### YOUR GOAL
In the entries below, find the lines that contain the word "title" and copy them.

(Data records)

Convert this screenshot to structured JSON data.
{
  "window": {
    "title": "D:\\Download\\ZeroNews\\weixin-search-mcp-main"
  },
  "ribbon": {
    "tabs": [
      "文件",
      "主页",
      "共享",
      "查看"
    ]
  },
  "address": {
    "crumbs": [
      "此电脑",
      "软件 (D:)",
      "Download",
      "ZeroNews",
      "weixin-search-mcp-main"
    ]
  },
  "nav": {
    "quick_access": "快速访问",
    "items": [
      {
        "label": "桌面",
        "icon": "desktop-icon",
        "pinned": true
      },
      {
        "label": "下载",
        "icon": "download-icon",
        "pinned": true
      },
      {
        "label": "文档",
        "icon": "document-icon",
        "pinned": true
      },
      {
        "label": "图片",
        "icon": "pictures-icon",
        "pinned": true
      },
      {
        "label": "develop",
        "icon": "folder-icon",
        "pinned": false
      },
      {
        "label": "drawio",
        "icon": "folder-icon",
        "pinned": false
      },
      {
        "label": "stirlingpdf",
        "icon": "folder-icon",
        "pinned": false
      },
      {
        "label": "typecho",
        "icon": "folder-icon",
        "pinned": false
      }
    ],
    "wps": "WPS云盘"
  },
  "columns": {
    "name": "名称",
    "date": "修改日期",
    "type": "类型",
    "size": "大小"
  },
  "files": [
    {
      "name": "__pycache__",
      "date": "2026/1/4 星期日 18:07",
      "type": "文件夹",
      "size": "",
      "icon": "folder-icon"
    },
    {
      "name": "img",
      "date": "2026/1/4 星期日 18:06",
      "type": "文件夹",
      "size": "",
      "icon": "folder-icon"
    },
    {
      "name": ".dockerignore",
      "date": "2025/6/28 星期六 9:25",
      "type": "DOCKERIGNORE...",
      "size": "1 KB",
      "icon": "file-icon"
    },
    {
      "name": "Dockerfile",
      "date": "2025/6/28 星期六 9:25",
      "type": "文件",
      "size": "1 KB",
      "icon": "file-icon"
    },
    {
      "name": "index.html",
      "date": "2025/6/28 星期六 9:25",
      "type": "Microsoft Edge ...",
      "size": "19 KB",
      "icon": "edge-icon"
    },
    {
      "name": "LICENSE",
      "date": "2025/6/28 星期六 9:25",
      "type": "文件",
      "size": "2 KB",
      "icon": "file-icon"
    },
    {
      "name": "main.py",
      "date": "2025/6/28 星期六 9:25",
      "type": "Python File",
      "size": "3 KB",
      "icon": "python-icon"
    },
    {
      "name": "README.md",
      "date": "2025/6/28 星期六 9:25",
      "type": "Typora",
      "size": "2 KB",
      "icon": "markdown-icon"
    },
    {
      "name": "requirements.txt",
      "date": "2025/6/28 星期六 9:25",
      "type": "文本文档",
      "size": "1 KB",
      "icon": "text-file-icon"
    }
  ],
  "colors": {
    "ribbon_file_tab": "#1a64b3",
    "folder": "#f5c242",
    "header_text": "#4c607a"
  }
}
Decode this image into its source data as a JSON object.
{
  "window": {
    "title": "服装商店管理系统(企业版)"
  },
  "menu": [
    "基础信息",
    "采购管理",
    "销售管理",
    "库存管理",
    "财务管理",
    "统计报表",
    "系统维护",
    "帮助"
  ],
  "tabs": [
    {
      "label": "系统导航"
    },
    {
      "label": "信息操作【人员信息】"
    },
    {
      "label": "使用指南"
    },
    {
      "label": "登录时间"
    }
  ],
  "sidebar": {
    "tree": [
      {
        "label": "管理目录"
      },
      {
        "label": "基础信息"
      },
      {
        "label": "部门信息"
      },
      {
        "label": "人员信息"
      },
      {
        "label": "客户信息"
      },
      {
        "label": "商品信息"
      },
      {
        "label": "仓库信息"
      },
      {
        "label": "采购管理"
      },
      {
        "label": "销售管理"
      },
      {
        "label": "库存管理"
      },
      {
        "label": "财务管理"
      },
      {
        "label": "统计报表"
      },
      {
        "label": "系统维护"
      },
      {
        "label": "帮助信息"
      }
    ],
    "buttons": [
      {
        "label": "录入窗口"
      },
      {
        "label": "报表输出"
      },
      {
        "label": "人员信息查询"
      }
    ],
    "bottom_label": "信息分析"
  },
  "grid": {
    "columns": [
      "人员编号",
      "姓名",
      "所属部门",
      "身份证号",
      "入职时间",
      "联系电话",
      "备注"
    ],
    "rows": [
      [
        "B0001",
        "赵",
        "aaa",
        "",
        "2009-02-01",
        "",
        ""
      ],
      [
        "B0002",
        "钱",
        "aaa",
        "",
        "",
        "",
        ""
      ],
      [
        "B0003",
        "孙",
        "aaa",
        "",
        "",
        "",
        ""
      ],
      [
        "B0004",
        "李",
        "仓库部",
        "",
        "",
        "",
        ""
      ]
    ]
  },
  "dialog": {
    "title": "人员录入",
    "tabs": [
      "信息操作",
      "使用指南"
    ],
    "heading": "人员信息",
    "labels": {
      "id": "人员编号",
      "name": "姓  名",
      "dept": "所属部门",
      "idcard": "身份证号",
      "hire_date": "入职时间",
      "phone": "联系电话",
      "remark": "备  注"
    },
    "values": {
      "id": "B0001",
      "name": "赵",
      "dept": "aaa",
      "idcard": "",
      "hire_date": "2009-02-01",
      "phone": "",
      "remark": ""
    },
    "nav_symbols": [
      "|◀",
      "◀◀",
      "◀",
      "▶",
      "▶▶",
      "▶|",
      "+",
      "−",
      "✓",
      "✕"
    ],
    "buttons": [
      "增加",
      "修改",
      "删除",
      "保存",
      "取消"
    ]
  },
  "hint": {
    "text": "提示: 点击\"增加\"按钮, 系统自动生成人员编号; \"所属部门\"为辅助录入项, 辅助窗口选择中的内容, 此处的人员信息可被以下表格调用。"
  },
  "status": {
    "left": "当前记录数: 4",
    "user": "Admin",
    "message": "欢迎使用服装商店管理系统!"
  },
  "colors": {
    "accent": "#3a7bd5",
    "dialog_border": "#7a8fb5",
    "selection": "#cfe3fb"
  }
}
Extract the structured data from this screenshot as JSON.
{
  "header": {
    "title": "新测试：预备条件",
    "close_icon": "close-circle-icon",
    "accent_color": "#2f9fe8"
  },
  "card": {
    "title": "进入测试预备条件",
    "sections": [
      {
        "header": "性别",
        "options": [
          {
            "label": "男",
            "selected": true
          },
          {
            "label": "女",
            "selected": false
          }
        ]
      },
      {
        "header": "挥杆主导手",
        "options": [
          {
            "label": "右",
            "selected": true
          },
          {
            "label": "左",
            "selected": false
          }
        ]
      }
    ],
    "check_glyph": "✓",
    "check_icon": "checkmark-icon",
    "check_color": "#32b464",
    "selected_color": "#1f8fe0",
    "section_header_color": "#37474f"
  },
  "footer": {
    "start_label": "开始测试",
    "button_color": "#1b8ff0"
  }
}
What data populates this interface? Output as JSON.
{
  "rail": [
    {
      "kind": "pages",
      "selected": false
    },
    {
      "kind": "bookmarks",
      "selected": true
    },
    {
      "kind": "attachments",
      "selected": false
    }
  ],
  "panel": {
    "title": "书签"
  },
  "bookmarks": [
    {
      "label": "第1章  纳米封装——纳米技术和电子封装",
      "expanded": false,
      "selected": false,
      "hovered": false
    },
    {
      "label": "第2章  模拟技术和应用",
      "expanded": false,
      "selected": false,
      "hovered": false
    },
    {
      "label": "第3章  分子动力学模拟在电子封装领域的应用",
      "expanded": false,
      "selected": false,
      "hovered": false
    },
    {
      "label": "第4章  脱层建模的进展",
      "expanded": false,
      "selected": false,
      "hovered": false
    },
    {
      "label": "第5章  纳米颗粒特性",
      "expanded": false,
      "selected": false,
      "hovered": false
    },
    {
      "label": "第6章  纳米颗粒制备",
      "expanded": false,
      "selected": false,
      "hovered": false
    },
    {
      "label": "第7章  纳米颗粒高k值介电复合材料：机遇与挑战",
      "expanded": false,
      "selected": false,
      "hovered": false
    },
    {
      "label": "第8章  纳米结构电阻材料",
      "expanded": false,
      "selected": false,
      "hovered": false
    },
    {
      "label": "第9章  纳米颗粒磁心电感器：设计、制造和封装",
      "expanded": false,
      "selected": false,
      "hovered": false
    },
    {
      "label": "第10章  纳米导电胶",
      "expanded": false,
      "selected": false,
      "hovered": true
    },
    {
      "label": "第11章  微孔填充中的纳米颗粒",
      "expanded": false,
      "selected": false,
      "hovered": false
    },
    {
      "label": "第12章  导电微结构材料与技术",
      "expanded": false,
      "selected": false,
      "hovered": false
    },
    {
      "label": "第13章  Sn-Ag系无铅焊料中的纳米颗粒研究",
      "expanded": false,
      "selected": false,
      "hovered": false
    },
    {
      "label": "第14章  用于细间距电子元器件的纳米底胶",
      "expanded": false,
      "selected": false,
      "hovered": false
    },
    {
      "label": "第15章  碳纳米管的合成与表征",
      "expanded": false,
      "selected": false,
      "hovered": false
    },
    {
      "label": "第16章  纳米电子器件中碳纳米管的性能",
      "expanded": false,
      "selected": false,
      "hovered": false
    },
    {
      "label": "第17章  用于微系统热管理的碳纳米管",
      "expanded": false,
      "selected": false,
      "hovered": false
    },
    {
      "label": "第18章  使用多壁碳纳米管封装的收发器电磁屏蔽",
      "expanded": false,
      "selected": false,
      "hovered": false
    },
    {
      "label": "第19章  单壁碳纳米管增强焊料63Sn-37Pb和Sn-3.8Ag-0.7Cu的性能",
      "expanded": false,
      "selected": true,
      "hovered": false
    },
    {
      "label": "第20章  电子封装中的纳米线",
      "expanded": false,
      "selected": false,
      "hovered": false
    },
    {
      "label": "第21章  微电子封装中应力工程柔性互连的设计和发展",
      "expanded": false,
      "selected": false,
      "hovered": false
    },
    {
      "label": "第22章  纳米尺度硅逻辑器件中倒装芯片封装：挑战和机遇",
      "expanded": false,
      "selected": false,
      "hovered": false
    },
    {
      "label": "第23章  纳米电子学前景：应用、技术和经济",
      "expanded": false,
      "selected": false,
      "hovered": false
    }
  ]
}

### EXPECTED ANSWER
    "title": "D:\\Download\\ZeroNews\\weixin-search-mcp-main"
    "title": "服装商店管理系统(企业版)"
    "title": "人员录入",
    "title": "新测试：预备条件",
    "title": "进入测试预备条件",
    "title": "书签"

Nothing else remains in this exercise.